The request
Answer with one number: how many lines hold "transitions".

___ Data for this exercise

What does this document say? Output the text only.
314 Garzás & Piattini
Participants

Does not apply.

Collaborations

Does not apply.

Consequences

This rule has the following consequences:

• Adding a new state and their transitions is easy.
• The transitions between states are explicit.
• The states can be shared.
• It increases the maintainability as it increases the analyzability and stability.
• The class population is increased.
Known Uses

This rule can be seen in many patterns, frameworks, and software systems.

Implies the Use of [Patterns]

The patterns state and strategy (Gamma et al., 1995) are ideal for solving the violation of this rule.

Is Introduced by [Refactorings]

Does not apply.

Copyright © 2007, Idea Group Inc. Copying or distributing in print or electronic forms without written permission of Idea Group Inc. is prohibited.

______

Finished answer
2